■ **PROVIDED RECORDS**:
"""
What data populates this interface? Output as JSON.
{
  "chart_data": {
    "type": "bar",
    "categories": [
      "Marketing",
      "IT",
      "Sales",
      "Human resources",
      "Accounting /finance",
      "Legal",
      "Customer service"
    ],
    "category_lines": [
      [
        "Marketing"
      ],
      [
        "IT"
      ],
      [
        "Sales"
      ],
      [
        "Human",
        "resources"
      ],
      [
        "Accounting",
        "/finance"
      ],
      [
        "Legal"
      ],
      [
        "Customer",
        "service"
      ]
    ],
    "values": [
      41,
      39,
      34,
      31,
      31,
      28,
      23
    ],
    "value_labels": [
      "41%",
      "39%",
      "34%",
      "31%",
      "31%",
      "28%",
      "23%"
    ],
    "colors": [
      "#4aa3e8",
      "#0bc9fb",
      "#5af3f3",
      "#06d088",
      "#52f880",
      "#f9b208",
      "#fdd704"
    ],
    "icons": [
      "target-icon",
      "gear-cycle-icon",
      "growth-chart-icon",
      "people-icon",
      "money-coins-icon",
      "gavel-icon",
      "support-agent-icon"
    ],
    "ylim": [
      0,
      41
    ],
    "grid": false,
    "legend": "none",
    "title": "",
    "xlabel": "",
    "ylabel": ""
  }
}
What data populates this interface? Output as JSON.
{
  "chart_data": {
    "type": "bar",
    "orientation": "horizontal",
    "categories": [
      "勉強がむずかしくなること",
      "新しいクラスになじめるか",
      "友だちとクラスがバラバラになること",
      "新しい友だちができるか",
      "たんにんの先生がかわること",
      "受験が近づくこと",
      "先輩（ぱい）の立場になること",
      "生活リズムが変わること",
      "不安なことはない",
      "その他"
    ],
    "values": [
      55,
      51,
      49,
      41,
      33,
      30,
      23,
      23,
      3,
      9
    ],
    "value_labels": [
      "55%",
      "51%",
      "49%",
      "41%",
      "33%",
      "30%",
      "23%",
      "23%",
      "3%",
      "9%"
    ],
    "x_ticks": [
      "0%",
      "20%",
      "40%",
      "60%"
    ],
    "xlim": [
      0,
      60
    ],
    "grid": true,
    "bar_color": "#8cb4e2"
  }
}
"""
■ **WHAT THE EXERCISE ASKS**:
Transcribe all of the material exactly. Omit nothing.

■ **RESPONSE TO THE EXERCISE**:
What data populates this interface? Output as JSON.
{
  "chart_data": {
    "type": "bar",
    "categories": [
      "Marketing",
      "IT",
      "Sales",
      "Human resources",
      "Accounting /finance",
      "Legal",
      "Customer service"
    ],
    "category_lines": [
      [
        "Marketing"
      ],
      [
        "IT"
      ],
      [
        "Sales"
      ],
      [
        "Human",
        "resources"
      ],
      [
        "Accounting",
        "/finance"
      ],
      [
        "Legal"
      ],
      [
        "Customer",
        "service"
      ]
    ],
    "values": [
      41,
      39,
      34,
      31,
      31,
      28,
      23
    ],
    "value_labels": [
      "41%",
      "39%",
      "34%",
      "31%",
      "31%",
      "28%",
      "23%"
    ],
    "colors": [
      "#4aa3e8",
      "#0bc9fb",
      "#5af3f3",
      "#06d088",
      "#52f880",
      "#f9b208",
      "#fdd704"
    ],
    "icons": [
      "target-icon",
      "gear-cycle-icon",
      "growth-chart-icon",
      "people-icon",
      "money-coins-icon",
      "gavel-icon",
      "support-agent-icon"
    ],
    "ylim": [
      0,
      41
    ],
    "grid": false,
    "legend": "none",
    "title": "",
    "xlabel": "",
    "ylabel": ""
  }
}
What data populates this interface? Output as JSON.
{
  "chart_data": {
    "type": "bar",
    "orientation": "horizontal",
    "categories": [
      "勉強がむずかしくなること",
      "新しいクラスになじめるか",
      "友だちとクラスがバラバラになること",
      "新しい友だちができるか",
      "たんにんの先生がかわること",
      "受験が近づくこと",
      "先輩（ぱい）の立場になること",
      "生活リズムが変わること",
      "不安なことはない",
      "その他"
    ],
    "values": [
      55,
      51,
      49,
      41,
      33,
      30,
      23,
      23,
      3,
      9
    ],
    "value_labels": [
      "55%",
      "51%",
      "49%",
      "41%",
      "33%",
      "30%",
      "23%",
      "23%",
      "3%",
      "9%"
    ],
    "x_ticks": [
      "0%",
      "20%",
      "40%",
      "60%"
    ],
    "xlim": [
      0,
      60
    ],
    "grid": true,
    "bar_color": "#8cb4e2"
  }
}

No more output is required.